**TASK DESCRIPTION:**
Search the records for "this". Copy every line where it appears.

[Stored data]

# # # #

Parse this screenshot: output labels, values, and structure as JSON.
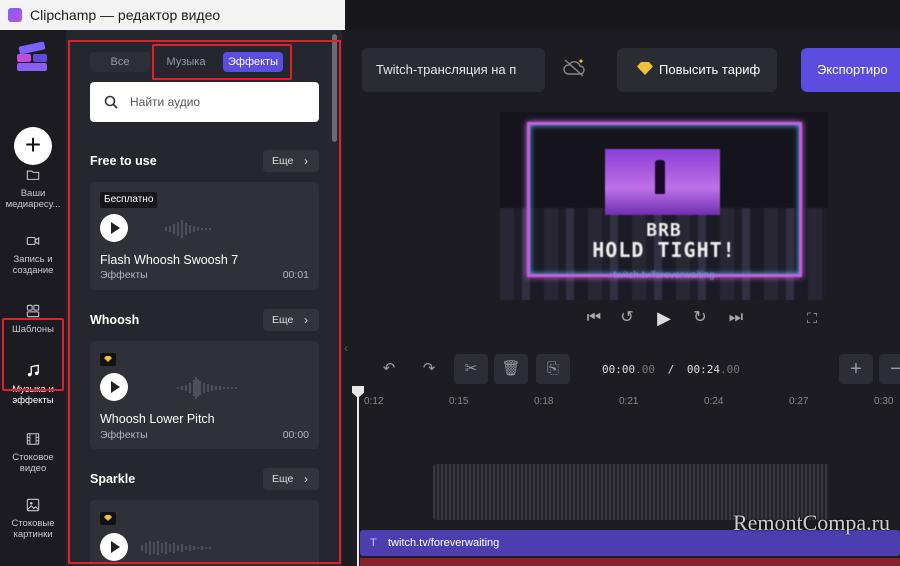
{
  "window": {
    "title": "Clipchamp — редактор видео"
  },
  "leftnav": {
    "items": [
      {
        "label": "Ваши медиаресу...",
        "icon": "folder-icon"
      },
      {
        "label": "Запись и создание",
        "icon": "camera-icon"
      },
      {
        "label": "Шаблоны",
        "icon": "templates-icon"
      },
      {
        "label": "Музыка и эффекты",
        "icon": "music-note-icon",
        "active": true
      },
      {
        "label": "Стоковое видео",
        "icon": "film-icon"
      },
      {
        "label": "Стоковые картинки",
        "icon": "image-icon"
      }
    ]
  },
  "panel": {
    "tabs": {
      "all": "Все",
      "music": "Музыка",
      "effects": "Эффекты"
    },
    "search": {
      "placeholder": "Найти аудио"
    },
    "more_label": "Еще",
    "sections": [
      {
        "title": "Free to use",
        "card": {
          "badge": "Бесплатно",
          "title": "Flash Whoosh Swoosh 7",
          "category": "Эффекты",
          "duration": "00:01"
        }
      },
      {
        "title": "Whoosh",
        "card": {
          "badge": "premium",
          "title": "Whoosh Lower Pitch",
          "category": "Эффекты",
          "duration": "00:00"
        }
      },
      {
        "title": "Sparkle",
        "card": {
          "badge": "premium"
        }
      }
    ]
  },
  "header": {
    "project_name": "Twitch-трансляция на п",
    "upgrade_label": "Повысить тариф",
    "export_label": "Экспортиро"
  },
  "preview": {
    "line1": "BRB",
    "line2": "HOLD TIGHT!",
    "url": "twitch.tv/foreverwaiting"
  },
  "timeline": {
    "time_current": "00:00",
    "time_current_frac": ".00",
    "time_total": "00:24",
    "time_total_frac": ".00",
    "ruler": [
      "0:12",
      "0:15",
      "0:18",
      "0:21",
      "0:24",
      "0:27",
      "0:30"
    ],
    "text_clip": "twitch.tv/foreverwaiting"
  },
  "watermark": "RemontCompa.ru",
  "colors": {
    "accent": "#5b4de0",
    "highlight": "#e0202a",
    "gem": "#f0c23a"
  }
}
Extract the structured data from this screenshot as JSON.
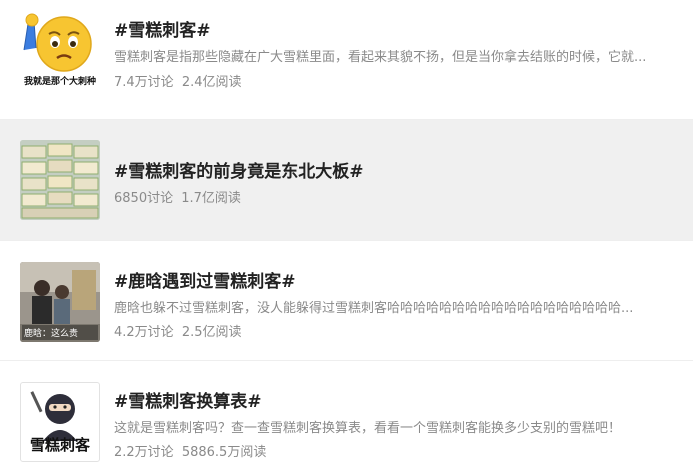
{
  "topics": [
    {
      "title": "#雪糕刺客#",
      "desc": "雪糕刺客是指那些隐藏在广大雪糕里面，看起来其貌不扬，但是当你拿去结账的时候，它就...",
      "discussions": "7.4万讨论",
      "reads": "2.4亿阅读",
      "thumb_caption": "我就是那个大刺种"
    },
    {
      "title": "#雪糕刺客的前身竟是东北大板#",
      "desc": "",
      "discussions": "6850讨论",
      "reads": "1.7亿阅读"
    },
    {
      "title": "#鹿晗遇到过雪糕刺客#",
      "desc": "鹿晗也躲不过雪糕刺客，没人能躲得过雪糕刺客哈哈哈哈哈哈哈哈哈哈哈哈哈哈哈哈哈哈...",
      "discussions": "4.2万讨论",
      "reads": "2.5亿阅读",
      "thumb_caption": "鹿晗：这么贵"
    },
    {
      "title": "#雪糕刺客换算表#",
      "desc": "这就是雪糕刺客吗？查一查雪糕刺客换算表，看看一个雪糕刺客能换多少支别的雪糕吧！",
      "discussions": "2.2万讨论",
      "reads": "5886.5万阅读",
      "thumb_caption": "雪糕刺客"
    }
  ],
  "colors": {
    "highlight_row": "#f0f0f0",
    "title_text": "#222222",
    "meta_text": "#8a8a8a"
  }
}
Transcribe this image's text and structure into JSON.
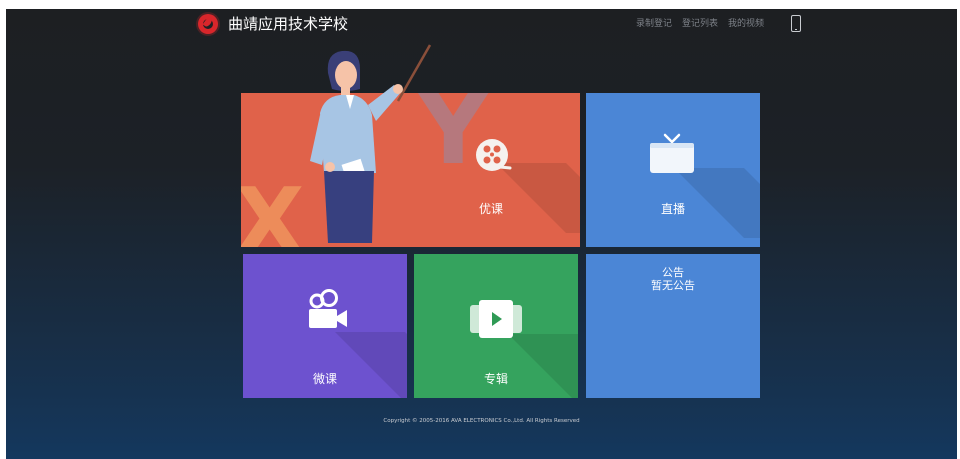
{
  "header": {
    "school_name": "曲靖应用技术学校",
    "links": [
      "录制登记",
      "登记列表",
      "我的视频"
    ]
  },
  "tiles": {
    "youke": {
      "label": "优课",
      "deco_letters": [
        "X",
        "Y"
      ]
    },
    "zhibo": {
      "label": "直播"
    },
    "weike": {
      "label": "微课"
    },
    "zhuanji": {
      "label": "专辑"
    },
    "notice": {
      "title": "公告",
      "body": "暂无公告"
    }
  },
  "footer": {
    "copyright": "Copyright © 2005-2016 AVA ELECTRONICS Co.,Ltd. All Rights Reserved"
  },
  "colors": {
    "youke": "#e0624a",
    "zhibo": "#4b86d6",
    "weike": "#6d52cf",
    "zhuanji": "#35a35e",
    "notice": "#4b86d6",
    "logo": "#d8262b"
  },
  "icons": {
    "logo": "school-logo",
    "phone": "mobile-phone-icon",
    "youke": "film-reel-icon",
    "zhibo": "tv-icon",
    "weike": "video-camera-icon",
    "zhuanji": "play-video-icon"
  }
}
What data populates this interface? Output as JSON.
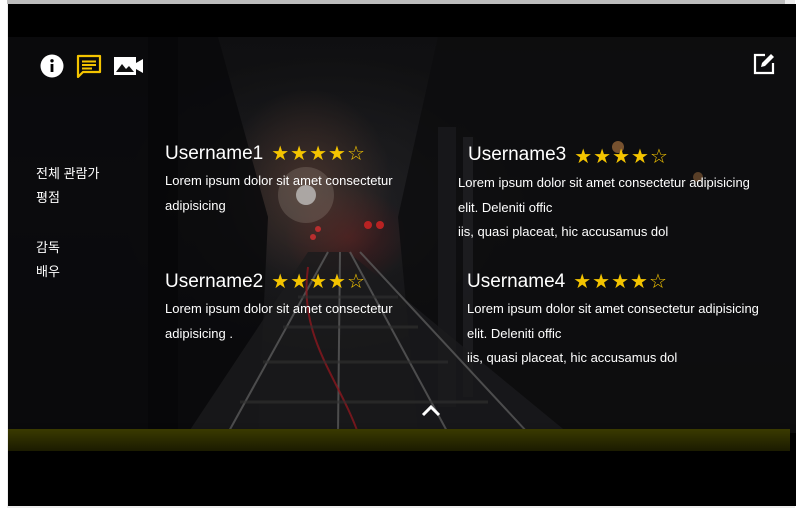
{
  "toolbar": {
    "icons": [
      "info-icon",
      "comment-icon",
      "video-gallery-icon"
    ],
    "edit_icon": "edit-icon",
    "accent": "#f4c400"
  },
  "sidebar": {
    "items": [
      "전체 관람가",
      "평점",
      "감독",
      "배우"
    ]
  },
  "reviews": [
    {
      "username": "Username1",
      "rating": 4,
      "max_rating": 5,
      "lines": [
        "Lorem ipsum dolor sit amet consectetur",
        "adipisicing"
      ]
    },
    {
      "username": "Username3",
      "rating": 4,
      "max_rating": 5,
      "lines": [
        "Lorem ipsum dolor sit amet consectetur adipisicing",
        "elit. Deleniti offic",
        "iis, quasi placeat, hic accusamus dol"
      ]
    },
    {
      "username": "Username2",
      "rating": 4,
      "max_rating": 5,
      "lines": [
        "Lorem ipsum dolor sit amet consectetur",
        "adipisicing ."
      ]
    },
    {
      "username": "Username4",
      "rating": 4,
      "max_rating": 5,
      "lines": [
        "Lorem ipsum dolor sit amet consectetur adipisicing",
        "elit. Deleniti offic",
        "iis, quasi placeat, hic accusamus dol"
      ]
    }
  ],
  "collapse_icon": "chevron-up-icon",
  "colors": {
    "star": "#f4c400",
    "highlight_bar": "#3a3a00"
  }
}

# # # #

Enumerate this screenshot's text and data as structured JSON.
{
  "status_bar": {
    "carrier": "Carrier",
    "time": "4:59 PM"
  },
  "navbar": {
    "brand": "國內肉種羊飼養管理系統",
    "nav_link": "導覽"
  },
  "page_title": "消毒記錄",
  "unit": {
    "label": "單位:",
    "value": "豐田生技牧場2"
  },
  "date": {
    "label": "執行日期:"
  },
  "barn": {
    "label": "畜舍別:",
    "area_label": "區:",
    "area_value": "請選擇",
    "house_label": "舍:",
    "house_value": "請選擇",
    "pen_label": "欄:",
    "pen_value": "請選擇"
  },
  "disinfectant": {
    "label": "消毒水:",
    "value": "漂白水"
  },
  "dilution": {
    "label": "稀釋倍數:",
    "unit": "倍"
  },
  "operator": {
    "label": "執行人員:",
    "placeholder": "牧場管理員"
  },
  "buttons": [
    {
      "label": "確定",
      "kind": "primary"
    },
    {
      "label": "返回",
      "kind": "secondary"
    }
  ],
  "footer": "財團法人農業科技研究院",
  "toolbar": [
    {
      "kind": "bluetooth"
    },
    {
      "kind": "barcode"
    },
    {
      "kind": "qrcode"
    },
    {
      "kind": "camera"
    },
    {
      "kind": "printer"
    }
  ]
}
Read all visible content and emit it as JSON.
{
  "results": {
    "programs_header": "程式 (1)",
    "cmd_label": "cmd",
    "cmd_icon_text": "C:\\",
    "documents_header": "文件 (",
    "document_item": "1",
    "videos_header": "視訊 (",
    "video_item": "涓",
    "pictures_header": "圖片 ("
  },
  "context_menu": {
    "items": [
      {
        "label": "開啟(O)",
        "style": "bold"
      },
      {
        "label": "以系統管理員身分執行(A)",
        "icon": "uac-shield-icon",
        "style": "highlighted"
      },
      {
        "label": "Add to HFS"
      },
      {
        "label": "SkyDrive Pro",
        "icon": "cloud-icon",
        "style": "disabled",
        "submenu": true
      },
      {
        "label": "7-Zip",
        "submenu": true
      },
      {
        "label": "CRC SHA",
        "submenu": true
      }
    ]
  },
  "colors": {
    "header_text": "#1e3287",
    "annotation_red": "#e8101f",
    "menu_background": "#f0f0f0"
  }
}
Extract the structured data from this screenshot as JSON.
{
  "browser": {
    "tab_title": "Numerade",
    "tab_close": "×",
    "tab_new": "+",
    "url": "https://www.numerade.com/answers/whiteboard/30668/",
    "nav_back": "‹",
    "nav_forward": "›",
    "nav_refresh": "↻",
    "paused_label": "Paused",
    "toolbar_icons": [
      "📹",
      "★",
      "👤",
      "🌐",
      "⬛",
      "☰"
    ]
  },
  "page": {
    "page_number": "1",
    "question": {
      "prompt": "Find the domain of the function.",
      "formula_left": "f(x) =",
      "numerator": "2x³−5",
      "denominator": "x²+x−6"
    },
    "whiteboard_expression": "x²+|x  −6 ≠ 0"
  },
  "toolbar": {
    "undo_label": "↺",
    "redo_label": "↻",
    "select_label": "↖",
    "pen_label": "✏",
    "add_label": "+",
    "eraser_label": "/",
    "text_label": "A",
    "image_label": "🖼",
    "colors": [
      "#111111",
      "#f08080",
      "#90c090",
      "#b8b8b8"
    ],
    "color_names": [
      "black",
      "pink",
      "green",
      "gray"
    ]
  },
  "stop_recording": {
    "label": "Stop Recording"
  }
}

# # # #

**ANSWER TO THE EXERCISE:**
Parse this screenshot: output labels, values, and structure as JSON.
Extract the structured data from this screenshot as JSON.
Transcribe this image's text and structure into JSON.
What data populates this interface? Output as JSON.
Enumerate this screenshot's text and data as structured JSON.
Extract the structured data from this screenshot as JSON.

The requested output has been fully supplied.